● STATED EXERCISE: Tally every line featuring "icon", then give that tally alone.

● MATERIAL SUPPLIED:
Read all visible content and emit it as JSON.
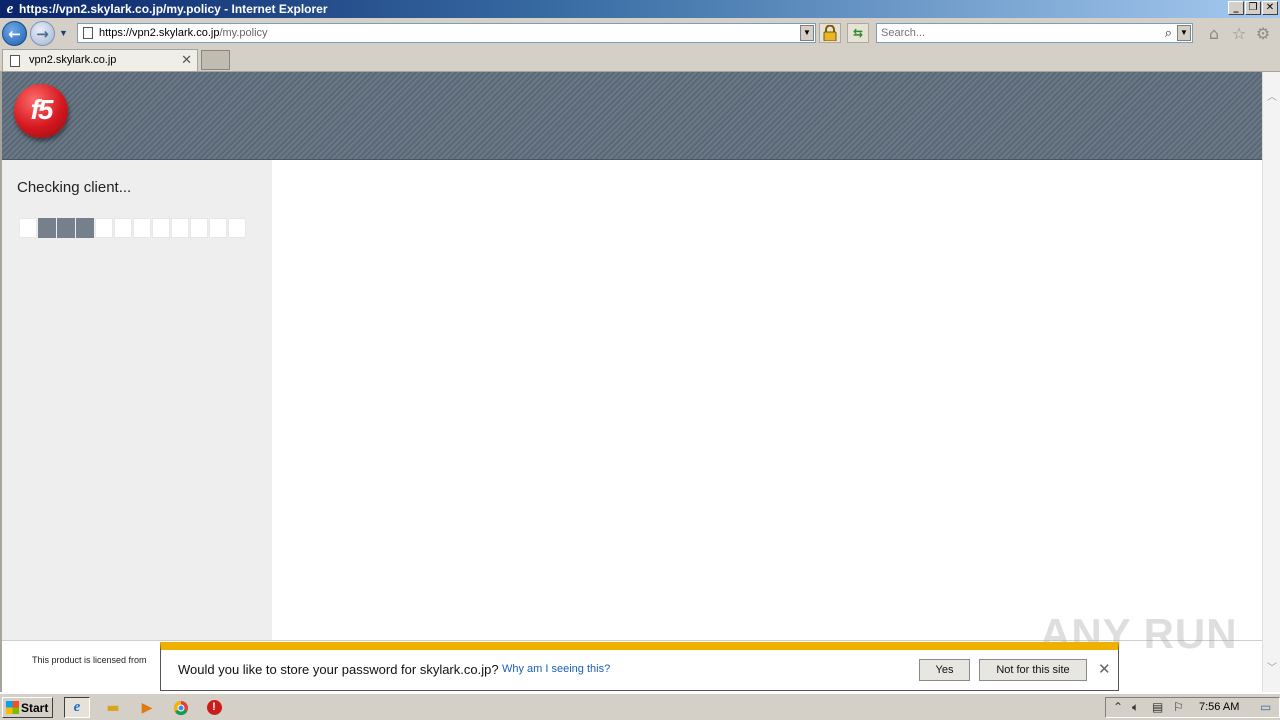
{
  "window": {
    "title": "https://vpn2.skylark.co.jp/my.policy - Internet Explorer",
    "minimize_icon": "minimize-icon",
    "restore_icon": "restore-icon",
    "close_icon": "close-icon"
  },
  "navigation": {
    "url_host": "https://vpn2.skylark.co.jp",
    "url_path": "/my.policy",
    "search_placeholder": "Search..."
  },
  "tabs": [
    {
      "label": "vpn2.skylark.co.jp",
      "active": true
    }
  ],
  "page": {
    "logo_text": "f5",
    "status_text": "Checking client...",
    "progress": {
      "total_blocks": 12,
      "active_blocks": [
        2,
        3,
        4
      ]
    },
    "footer_text": "This product is licensed from"
  },
  "password_prompt": {
    "message": "Would you like to store your password for skylark.co.jp?",
    "why_link": "Why am I seeing this?",
    "yes_label": "Yes",
    "not_for_site_label": "Not for this site"
  },
  "watermark": "ANY RUN",
  "taskbar": {
    "start_label": "Start",
    "clock": "7:56 AM"
  },
  "colors": {
    "banner": "#6b7887",
    "logo_red": "#d4181f",
    "progress_active": "#75808c",
    "notify_accent": "#f0b000"
  }
}
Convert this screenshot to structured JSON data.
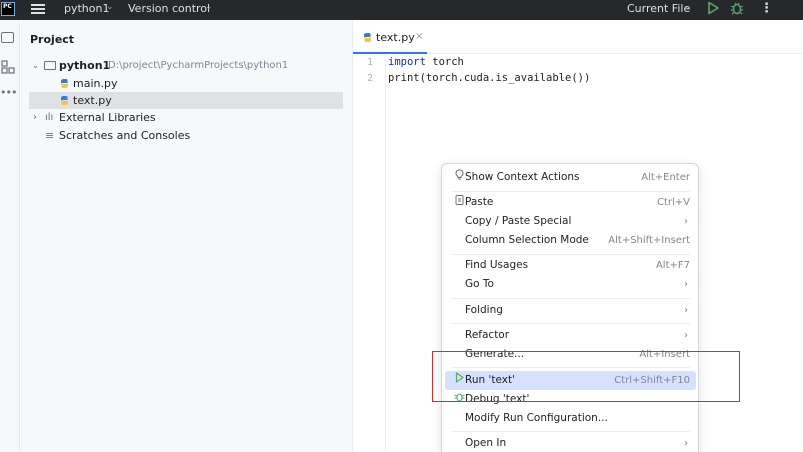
{
  "titlebar": {
    "logo": "PC",
    "project_name": "python1",
    "version_control": "Version control",
    "run_config": "Current File",
    "chevron": "⌄",
    "more": "⋮"
  },
  "project_panel": {
    "title": "Project",
    "tree": [
      {
        "label": "python1",
        "path": "D:\\project\\PycharmProjects\\python1",
        "type": "folder",
        "expanded": true
      },
      {
        "label": "main.py",
        "type": "py"
      },
      {
        "label": "text.py",
        "type": "py",
        "selected": true
      },
      {
        "label": "External Libraries",
        "type": "library",
        "expanded": false
      },
      {
        "label": "Scratches and Consoles",
        "type": "scratches"
      }
    ]
  },
  "editor": {
    "tab_label": "text.py",
    "tab_close": "×",
    "lines": [
      {
        "number": "1",
        "keyword": "import",
        "rest": " torch"
      },
      {
        "number": "2",
        "keyword": "",
        "rest": "print(torch.cuda.is_available())"
      }
    ]
  },
  "context_menu": {
    "items": [
      {
        "label": "Show Context Actions",
        "shortcut": "Alt+Enter",
        "icon": "lightbulb-icon"
      },
      {
        "label": "Paste",
        "shortcut": "Ctrl+V",
        "icon": "clipboard-icon"
      },
      {
        "label": "Copy / Paste Special",
        "submenu": true
      },
      {
        "label": "Column Selection Mode",
        "shortcut": "Alt+Shift+Insert"
      },
      {
        "label": "Find Usages",
        "shortcut": "Alt+F7"
      },
      {
        "label": "Go To",
        "submenu": true
      },
      {
        "label": "Folding",
        "submenu": true
      },
      {
        "label": "Refactor",
        "submenu": true
      },
      {
        "label": "Generate...",
        "shortcut": "Alt+Insert"
      },
      {
        "label": "Run 'text'",
        "shortcut": "Ctrl+Shift+F10",
        "icon": "run-icon",
        "highlighted": true
      },
      {
        "label": "Debug 'text'",
        "icon": "debug-icon"
      },
      {
        "label": "Modify Run Configuration..."
      },
      {
        "label": "Open In",
        "submenu": true
      }
    ],
    "submenu_arrow": "›"
  },
  "colors": {
    "accent": "#3574f0",
    "highlight": "#d5e1ff",
    "annotation": "#e0242a",
    "run_green": "#59a869"
  }
}
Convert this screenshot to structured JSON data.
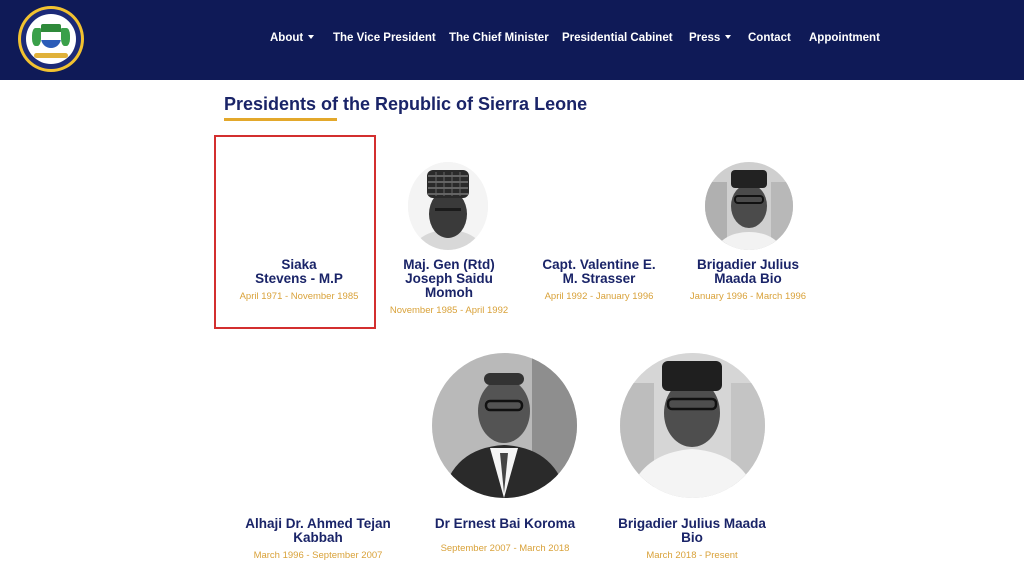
{
  "header": {
    "nav": [
      {
        "label": "About",
        "dropdown": true
      },
      {
        "label": "The Vice President",
        "dropdown": false
      },
      {
        "label": "The Chief Minister",
        "dropdown": false
      },
      {
        "label": "Presidential Cabinet",
        "dropdown": false
      },
      {
        "label": "Press",
        "dropdown": true
      },
      {
        "label": "Contact",
        "dropdown": false
      },
      {
        "label": "Appointment",
        "dropdown": false
      }
    ],
    "colors": {
      "background": "#0f1a57",
      "text": "#ffffff"
    }
  },
  "main": {
    "title": "Presidents of the Republic of Sierra Leone",
    "accent": "#e3a82b",
    "presidents": [
      {
        "name_lines": [
          "Siaka",
          "Stevens - M.P"
        ],
        "dates": "April 1971 - November 1985",
        "photo": "none"
      },
      {
        "name_lines": [
          "Maj. Gen (Rtd)",
          "Joseph Saidu",
          "Momoh"
        ],
        "dates": "November 1985 - April 1992",
        "photo": "portrait"
      },
      {
        "name_lines": [
          "Capt. Valentine E.",
          "M. Strasser"
        ],
        "dates": "April 1992 - January 1996",
        "photo": "none"
      },
      {
        "name_lines": [
          "Brigadier Julius",
          "Maada Bio"
        ],
        "dates": "January 1996 - March 1996",
        "photo": "portrait"
      },
      {
        "name_lines": [
          "Alhaji Dr. Ahmed Tejan",
          "Kabbah"
        ],
        "dates": "March 1996 - September 2007",
        "photo": "none"
      },
      {
        "name_lines": [
          "Dr Ernest Bai Koroma"
        ],
        "dates": "September 2007 - March 2018",
        "photo": "portrait"
      },
      {
        "name_lines": [
          "Brigadier Julius Maada",
          "Bio"
        ],
        "dates": "March 2018 - Present",
        "photo": "portrait"
      }
    ]
  }
}
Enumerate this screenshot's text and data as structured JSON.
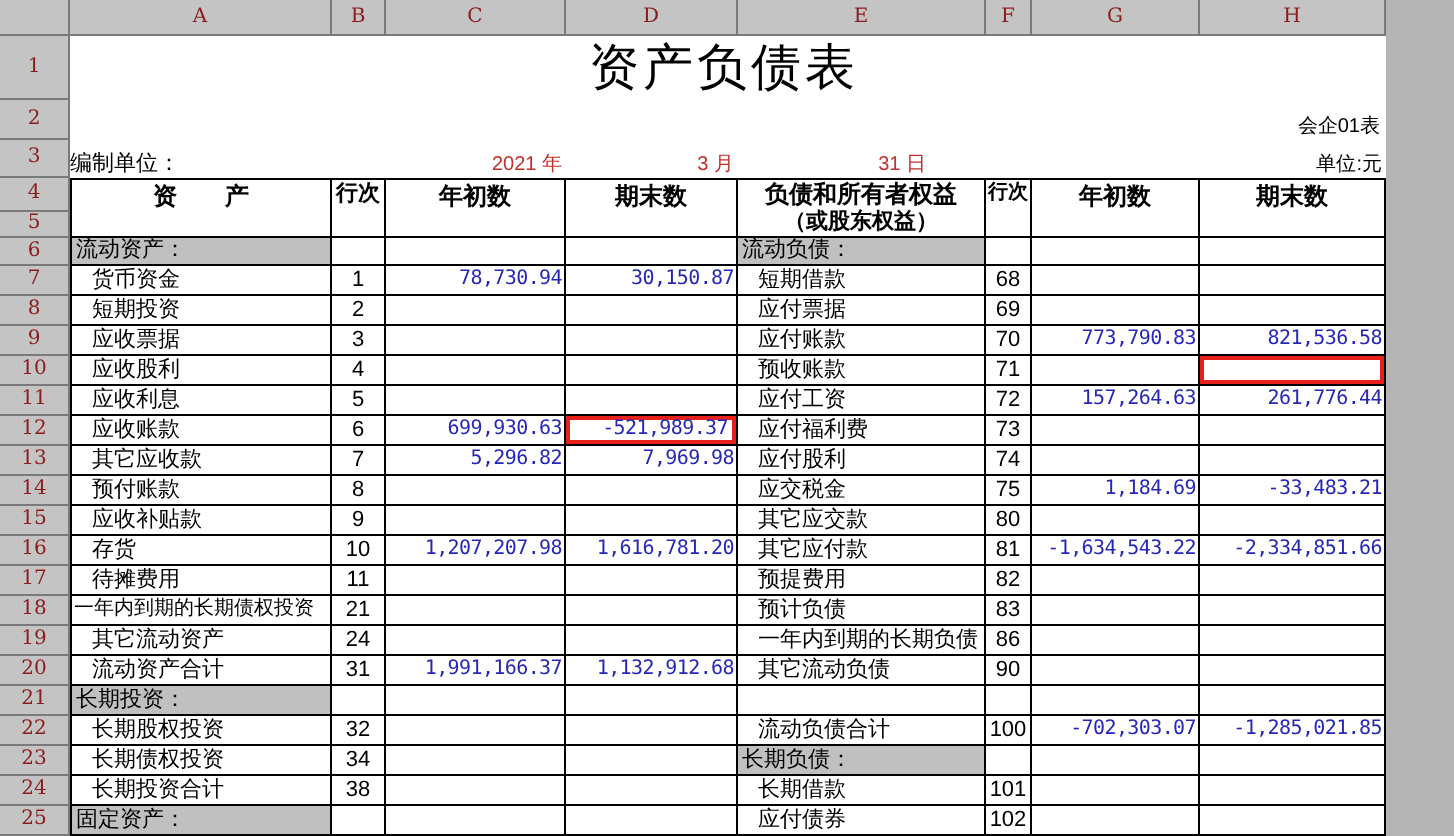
{
  "columns": [
    "A",
    "B",
    "C",
    "D",
    "E",
    "F",
    "G",
    "H"
  ],
  "top_rows": [
    "1",
    "2",
    "3"
  ],
  "title": "资产负债表",
  "form_code": "会企01表",
  "preparer_label": "编制单位：",
  "date": {
    "year": "2021 年",
    "month": "3 月",
    "day": "31 日"
  },
  "unit": "单位:元",
  "header": {
    "rows": [
      "4",
      "5"
    ],
    "left_name": "资　　产",
    "left_line": "行次",
    "left_begin": "年初数",
    "left_end": "期末数",
    "right_name": "负债和所有者权益",
    "right_name_note": "（或股东权益）",
    "right_line": "行次",
    "right_begin": "年初数",
    "right_end": "期末数"
  },
  "rows": [
    {
      "row": "6",
      "left": {
        "kind": "section",
        "name": "流动资产：",
        "end_highlighted": false
      },
      "right": {
        "kind": "section",
        "name": "流动负债：",
        "end_highlighted": false
      }
    },
    {
      "row": "7",
      "left": {
        "kind": "item",
        "indented": true,
        "name": "货币资金",
        "line": "1",
        "begin": "78,730.94",
        "end": "30,150.87",
        "end_highlighted": false
      },
      "right": {
        "kind": "item",
        "indented": true,
        "name": "短期借款",
        "line": "68",
        "end_highlighted": false
      }
    },
    {
      "row": "8",
      "left": {
        "kind": "item",
        "indented": true,
        "name": "短期投资",
        "line": "2",
        "end_highlighted": false
      },
      "right": {
        "kind": "item",
        "indented": true,
        "name": "应付票据",
        "line": "69",
        "end_highlighted": false
      }
    },
    {
      "row": "9",
      "left": {
        "kind": "item",
        "indented": true,
        "name": "应收票据",
        "line": "3",
        "end_highlighted": false
      },
      "right": {
        "kind": "item",
        "indented": true,
        "name": "应付账款",
        "line": "70",
        "begin": "773,790.83",
        "end": "821,536.58",
        "end_highlighted": false
      }
    },
    {
      "row": "10",
      "left": {
        "kind": "item",
        "indented": true,
        "name": "应收股利",
        "line": "4",
        "end_highlighted": false
      },
      "right": {
        "kind": "item",
        "indented": true,
        "name": "预收账款",
        "line": "71",
        "end_highlighted": true
      }
    },
    {
      "row": "11",
      "left": {
        "kind": "item",
        "indented": true,
        "name": "应收利息",
        "line": "5",
        "end_highlighted": false
      },
      "right": {
        "kind": "item",
        "indented": true,
        "name": "应付工资",
        "line": "72",
        "begin": "157,264.63",
        "end": "261,776.44",
        "end_highlighted": false
      }
    },
    {
      "row": "12",
      "left": {
        "kind": "item",
        "indented": true,
        "name": "应收账款",
        "line": "6",
        "begin": "699,930.63",
        "end": "-521,989.37",
        "end_highlighted": true
      },
      "right": {
        "kind": "item",
        "indented": true,
        "name": "应付福利费",
        "line": "73",
        "end_highlighted": false
      }
    },
    {
      "row": "13",
      "left": {
        "kind": "item",
        "indented": true,
        "name": "其它应收款",
        "line": "7",
        "begin": "5,296.82",
        "end": "7,969.98",
        "end_highlighted": false
      },
      "right": {
        "kind": "item",
        "indented": true,
        "name": "应付股利",
        "line": "74",
        "end_highlighted": false
      }
    },
    {
      "row": "14",
      "left": {
        "kind": "item",
        "indented": true,
        "name": "预付账款",
        "line": "8",
        "end_highlighted": false
      },
      "right": {
        "kind": "item",
        "indented": true,
        "name": "应交税金",
        "line": "75",
        "begin": "1,184.69",
        "end": "-33,483.21",
        "end_highlighted": false
      }
    },
    {
      "row": "15",
      "left": {
        "kind": "item",
        "indented": true,
        "name": "应收补贴款",
        "line": "9",
        "end_highlighted": false
      },
      "right": {
        "kind": "item",
        "indented": true,
        "name": "其它应交款",
        "line": "80",
        "end_highlighted": false
      }
    },
    {
      "row": "16",
      "left": {
        "kind": "item",
        "indented": true,
        "name": "存货",
        "line": "10",
        "begin": "1,207,207.98",
        "end": "1,616,781.20",
        "end_highlighted": false
      },
      "right": {
        "kind": "item",
        "indented": true,
        "name": "其它应付款",
        "line": "81",
        "begin": "-1,634,543.22",
        "end": "-2,334,851.66",
        "end_highlighted": false
      }
    },
    {
      "row": "17",
      "left": {
        "kind": "item",
        "indented": true,
        "name": "待摊费用",
        "line": "11",
        "end_highlighted": false
      },
      "right": {
        "kind": "item",
        "indented": true,
        "name": "预提费用",
        "line": "82",
        "end_highlighted": false
      }
    },
    {
      "row": "18",
      "left": {
        "kind": "item",
        "indented": false,
        "name": "一年内到期的长期债权投资",
        "line": "21",
        "end_highlighted": false
      },
      "right": {
        "kind": "item",
        "indented": true,
        "name": "预计负债",
        "line": "83",
        "end_highlighted": false
      }
    },
    {
      "row": "19",
      "left": {
        "kind": "item",
        "indented": true,
        "name": "其它流动资产",
        "line": "24",
        "end_highlighted": false
      },
      "right": {
        "kind": "item",
        "indented": true,
        "name": "一年内到期的长期负债",
        "line": "86",
        "end_highlighted": false
      }
    },
    {
      "row": "20",
      "left": {
        "kind": "item",
        "indented": true,
        "name": "流动资产合计",
        "line": "31",
        "begin": "1,991,166.37",
        "end": "1,132,912.68",
        "end_highlighted": false
      },
      "right": {
        "kind": "item",
        "indented": true,
        "name": "其它流动负债",
        "line": "90",
        "end_highlighted": false
      }
    },
    {
      "row": "21",
      "left": {
        "kind": "section",
        "name": "长期投资：",
        "end_highlighted": false
      },
      "right": {
        "kind": "blank",
        "end_highlighted": false
      }
    },
    {
      "row": "22",
      "left": {
        "kind": "item",
        "indented": true,
        "name": "长期股权投资",
        "line": "32",
        "end_highlighted": false
      },
      "right": {
        "kind": "item",
        "indented": true,
        "name": "流动负债合计",
        "line": "100",
        "begin": "-702,303.07",
        "end": "-1,285,021.85",
        "end_highlighted": false
      }
    },
    {
      "row": "23",
      "left": {
        "kind": "item",
        "indented": true,
        "name": "长期债权投资",
        "line": "34",
        "end_highlighted": false
      },
      "right": {
        "kind": "section",
        "name": "长期负债：",
        "end_highlighted": false
      }
    },
    {
      "row": "24",
      "left": {
        "kind": "item",
        "indented": true,
        "name": "长期投资合计",
        "line": "38",
        "end_highlighted": false
      },
      "right": {
        "kind": "item",
        "indented": true,
        "name": "长期借款",
        "line": "101",
        "end_highlighted": false
      }
    },
    {
      "row": "25",
      "left": {
        "kind": "section",
        "name": "固定资产：",
        "end_highlighted": false
      },
      "right": {
        "kind": "item",
        "indented": true,
        "name": "应付债券",
        "line": "102",
        "end_highlighted": false
      }
    }
  ]
}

● TASK RESPONSE: 7